A majority of inmates suffer PTSD to some degree. Prison is a horrific experience. There are gangs where you must stay with members of your own race or ethnic group. Inmates are totally powerless. They see and experience abuses normal people cannot understand. They see guard-on-inmate violence, inmate-on-inmate violence, and inmate-on-guard violence. They see things such as superheated baby oil thrown into someone’s face. They live with the constant threat of annihilation. An inmate is constantly on guard for his life. One can get shanked for something as inconsequential as looking at someone the wrong way. It’s a Darwinian existence.

As far as politicians are concerned, the criminal justice system is a bastard stepchild. They don’t want to fund or think about it. They don’t want to reform prisoners, and the way the system is set up, they might be right. By the time someone is a hard-core criminal, that inmate’s personality is irredeemable. The inmates are simply warehoused. Once they’re released, they cannot cope with freedom.

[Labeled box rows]
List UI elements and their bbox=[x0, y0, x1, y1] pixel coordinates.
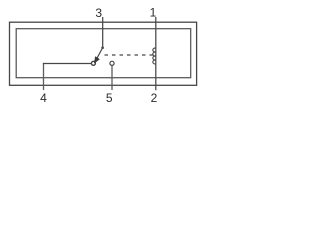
pin 1 / coil lead bbox=[155, 17, 157, 90]
actuator dashed link bbox=[105, 54, 154, 56]
pin 3 lead bbox=[102, 17, 104, 48]
svg-text:2: 2 bbox=[151, 91, 158, 105]
svg-text:3: 3 bbox=[95, 6, 102, 20]
switch lever bbox=[96, 48, 103, 61]
svg-text:5: 5 bbox=[106, 91, 113, 105]
relay inner case outline bbox=[16, 29, 191, 78]
lever arrowhead bbox=[95, 57, 100, 63]
wire common (pin 4 to NC contact) bbox=[43, 63, 92, 65]
coil L1 bbox=[153, 48, 156, 64]
contact NO circle bbox=[110, 61, 114, 65]
contact NC circle bbox=[91, 61, 95, 65]
pin 4 lead bbox=[43, 63, 45, 90]
lever pivot junction bbox=[101, 46, 104, 49]
relay outer case outline bbox=[10, 22, 197, 85]
pin 5 lead bbox=[111, 66, 113, 90]
svg-text:4: 4 bbox=[40, 91, 47, 105]
svg-text:1: 1 bbox=[150, 6, 157, 20]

STATED EXERCISE 1: What trivial act can get an inmate shanked, according to the passage on prison life?
STATED EXERCISE 2: Please carry on the passage on prison life, starting after its last sentence.
These rows have no connection to the passage on prison life.

EXPECTED OUTPUT 1: Looking at someone the wrong way.

EXPECTED OUTPUT 2:
 “Justice Burning” is such a fast-paced story it could very well become a movie. Has there been Hollywood interest in either the Joe Dillard books or in the two Darrel Street books?

There’s been interest in the Joe Dillard books but so far, nothing has developed. I’ve been told the Darren Street books are more likely to generate movie interest because they’re edgier.

As a bestselling author of legal thrillers, what has surprised you about the writing life?

I’ve been surprised by how anonymous the writing life can be. I’m glad for it because I’m a private person. Nowadays, I can write a bestseller from my writing room upstairs, and it can go out on Amazon and sell very well without my having to do a single book signing or appear in public.

What’s coming next from Scott Pratt?

The ninth book in the Joe Dillard series is coming after the third Darren Street book.

Congratulations on penning “Justice Burning” a hair-raising and propulsive thriller that raises questions about the law, the penal system, revenge, and what constitutes justice.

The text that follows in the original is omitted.